To reach his opinions, French used the Butler Pinkerton Calculator—Total Risk Calculator (BPC). In addition to the court’s approving his methodology, his “BPC calculations, along with all of my work, were entered into evidence without objections,” French tells the ’Wire. After making its own adjustments for some of French’s assumptions, the court ultimately concluded that it would accept a “cramdown” rate between 6.27% and 6.59%.
- James Skorheim, JD, CPA/ABV/CFF, CFE, CVA, CrFA used the Butler Pinkerton Calculator to calculate the appropriate discount rate for loss of goodwill value in the following case: LB4 Fish, LLC v. Developers Diversified Realty Corporation, et al. While the case was favorably settled in his client’s favor in California’s Second Appellate Division, the Court did not specifically discuss the Butler Pinkerton Calculator. However, Mr. Skorheim’s lost profit analysis and valuation were sustained after substantial consideration by the Court.
We also have heard other appraisers/subscribers comment it was one of the reasons that lead to a favorable settlement for their clients. Butler and Pinkerton have used and are currently using the technique on a number of litigated matters. We look forward to showing the technique in more court-room settings. Remember, the alternative is to use completely subjective factor models which have no empirical support.

Collected data:
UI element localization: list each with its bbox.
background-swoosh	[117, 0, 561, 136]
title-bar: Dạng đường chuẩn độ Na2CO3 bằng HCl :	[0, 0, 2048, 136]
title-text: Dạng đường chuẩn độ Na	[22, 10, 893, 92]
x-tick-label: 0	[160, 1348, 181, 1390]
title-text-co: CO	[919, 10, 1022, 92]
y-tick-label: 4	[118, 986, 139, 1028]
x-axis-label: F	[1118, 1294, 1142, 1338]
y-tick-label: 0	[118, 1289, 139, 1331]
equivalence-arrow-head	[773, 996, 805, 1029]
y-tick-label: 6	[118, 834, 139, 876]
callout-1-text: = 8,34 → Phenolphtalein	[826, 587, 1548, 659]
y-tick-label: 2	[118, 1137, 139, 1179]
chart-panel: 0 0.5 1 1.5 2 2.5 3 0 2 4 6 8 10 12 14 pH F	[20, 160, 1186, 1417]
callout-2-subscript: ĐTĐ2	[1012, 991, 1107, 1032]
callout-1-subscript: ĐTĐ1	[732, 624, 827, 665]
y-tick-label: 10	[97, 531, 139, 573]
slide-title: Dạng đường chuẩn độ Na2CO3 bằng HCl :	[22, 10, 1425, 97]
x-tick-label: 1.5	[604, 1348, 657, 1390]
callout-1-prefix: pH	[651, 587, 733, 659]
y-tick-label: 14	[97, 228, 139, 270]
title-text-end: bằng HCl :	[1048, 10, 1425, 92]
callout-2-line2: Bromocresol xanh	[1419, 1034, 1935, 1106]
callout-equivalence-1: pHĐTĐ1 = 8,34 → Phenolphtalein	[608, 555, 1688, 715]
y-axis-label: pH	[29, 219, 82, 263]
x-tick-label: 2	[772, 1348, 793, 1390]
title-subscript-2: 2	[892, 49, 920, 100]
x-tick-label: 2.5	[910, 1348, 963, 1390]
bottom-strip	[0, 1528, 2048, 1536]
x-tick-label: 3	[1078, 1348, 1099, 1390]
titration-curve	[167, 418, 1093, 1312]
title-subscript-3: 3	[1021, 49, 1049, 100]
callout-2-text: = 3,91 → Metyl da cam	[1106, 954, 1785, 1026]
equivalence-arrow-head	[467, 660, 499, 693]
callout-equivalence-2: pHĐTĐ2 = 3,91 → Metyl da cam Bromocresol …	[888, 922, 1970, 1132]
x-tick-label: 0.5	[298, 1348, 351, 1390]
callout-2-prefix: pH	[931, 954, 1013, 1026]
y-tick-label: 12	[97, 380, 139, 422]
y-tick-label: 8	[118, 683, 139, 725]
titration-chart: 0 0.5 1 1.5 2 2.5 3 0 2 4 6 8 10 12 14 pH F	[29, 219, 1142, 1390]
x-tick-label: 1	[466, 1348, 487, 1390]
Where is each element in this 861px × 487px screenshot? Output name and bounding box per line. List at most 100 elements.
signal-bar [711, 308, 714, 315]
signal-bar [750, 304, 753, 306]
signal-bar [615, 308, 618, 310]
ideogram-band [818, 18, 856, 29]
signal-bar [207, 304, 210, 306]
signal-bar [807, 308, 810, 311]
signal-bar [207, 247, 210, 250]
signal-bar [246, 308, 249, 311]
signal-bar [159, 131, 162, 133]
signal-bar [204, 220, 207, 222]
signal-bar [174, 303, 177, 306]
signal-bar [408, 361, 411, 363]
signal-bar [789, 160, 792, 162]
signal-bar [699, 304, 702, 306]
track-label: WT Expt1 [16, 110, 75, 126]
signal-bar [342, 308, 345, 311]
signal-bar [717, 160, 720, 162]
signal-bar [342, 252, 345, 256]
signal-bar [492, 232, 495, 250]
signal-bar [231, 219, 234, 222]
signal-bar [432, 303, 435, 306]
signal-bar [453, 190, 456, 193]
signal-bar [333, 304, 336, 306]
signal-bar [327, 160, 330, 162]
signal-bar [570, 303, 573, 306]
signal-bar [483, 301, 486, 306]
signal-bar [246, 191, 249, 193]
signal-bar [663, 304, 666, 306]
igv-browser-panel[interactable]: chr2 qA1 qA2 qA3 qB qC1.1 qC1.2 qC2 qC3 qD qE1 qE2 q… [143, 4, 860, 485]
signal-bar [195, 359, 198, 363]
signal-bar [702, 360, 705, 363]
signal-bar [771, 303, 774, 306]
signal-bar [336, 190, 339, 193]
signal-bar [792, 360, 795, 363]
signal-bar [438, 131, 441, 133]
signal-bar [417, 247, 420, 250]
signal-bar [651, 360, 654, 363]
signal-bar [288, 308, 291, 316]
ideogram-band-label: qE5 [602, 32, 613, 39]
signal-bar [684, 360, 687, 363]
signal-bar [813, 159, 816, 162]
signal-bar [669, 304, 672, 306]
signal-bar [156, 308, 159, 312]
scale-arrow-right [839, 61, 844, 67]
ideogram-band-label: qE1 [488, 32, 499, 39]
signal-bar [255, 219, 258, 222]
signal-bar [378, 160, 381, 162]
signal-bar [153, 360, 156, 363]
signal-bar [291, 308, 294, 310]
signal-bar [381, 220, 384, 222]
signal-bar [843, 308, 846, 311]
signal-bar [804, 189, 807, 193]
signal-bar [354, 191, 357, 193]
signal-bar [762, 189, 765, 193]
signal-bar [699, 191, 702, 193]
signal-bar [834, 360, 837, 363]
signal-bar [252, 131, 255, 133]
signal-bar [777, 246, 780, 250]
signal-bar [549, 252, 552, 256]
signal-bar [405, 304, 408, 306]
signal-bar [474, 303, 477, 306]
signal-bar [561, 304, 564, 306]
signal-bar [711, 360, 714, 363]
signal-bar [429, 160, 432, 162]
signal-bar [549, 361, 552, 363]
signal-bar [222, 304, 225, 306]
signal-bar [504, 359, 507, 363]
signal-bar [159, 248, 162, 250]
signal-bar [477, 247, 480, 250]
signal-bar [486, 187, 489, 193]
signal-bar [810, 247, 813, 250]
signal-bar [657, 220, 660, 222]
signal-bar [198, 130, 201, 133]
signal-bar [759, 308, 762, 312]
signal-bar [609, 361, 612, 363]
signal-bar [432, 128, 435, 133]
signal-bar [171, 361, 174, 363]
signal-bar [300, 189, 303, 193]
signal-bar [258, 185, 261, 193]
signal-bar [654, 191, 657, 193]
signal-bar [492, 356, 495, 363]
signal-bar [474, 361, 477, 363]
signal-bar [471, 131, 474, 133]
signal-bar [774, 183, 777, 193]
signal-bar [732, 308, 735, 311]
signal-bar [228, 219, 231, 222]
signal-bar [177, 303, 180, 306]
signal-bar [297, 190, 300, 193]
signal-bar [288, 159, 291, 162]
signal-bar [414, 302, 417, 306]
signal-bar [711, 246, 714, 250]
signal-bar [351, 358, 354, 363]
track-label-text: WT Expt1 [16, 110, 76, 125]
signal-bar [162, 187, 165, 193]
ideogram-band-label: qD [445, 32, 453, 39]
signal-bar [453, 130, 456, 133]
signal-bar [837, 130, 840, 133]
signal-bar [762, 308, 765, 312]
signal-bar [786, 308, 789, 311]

Stated task 1:
Based on the text about the Butler Pinkerton Calculator, say whether each statement agrees with it, answering yes or no and quoting the words that decide it: (a) French's BPC calculations were entered into evidence without objections. (b) In the LB4 Fish case, the Court specifically discussed the Butler Pinkerton Calculator. (c) The court accepted a cramdown rate above 7%.
Stated task 2:
Update the entries from the beginning of the collected data through the line containing "49, 920, 100]" by replacing "y-tick-label" with "y-axis-tick", leaving everything else unchanged.

Exercise output 1:
(a) Yes: "BPC calculations, along with all of my work, were entered into evidence without objections"
(b) No: "the Court did not specifically discuss the Butler Pinkerton Calculator"
(c) No: "it would accept a “cramdown” rate between 6.27% and 6.59%"

Exercise output 2:
UI element localization: list each with its bbox.
background-swoosh	[117, 0, 561, 136]
title-bar: Dạng đường chuẩn độ Na2CO3 bằng HCl :	[0, 0, 2048, 136]
title-text: Dạng đường chuẩn độ Na	[22, 10, 893, 92]
x-tick-label: 0	[160, 1348, 181, 1390]
title-text-co: CO	[919, 10, 1022, 92]
y-axis-tick: 4	[118, 986, 139, 1028]
x-axis-label: F	[1118, 1294, 1142, 1338]
y-axis-tick: 0	[118, 1289, 139, 1331]
equivalence-arrow-head	[773, 996, 805, 1029]
y-axis-tick: 6	[118, 834, 139, 876]
callout-1-text: = 8,34 → Phenolphtalein	[826, 587, 1548, 659]
y-axis-tick: 2	[118, 1137, 139, 1179]
chart-panel: 0 0.5 1 1.5 2 2.5 3 0 2 4 6 8 10 12 14 pH F	[20, 160, 1186, 1417]
callout-2-subscript: ĐTĐ2	[1012, 991, 1107, 1032]
callout-1-subscript: ĐTĐ1	[732, 624, 827, 665]
y-axis-tick: 10	[97, 531, 139, 573]
slide-title: Dạng đường chuẩn độ Na2CO3 bằng HCl :	[22, 10, 1425, 97]
x-tick-label: 1.5	[604, 1348, 657, 1390]
callout-1-prefix: pH	[651, 587, 733, 659]
y-axis-tick: 14	[97, 228, 139, 270]
title-text-end: bằng HCl :	[1048, 10, 1425, 92]
callout-2-line2: Bromocresol xanh	[1419, 1034, 1935, 1106]
callout-equivalence-1: pHĐTĐ1 = 8,34 → Phenolphtalein	[608, 555, 1688, 715]
y-axis-label: pH	[29, 219, 82, 263]
x-tick-label: 2	[772, 1348, 793, 1390]
title-subscript-2: 2	[892, 49, 920, 100]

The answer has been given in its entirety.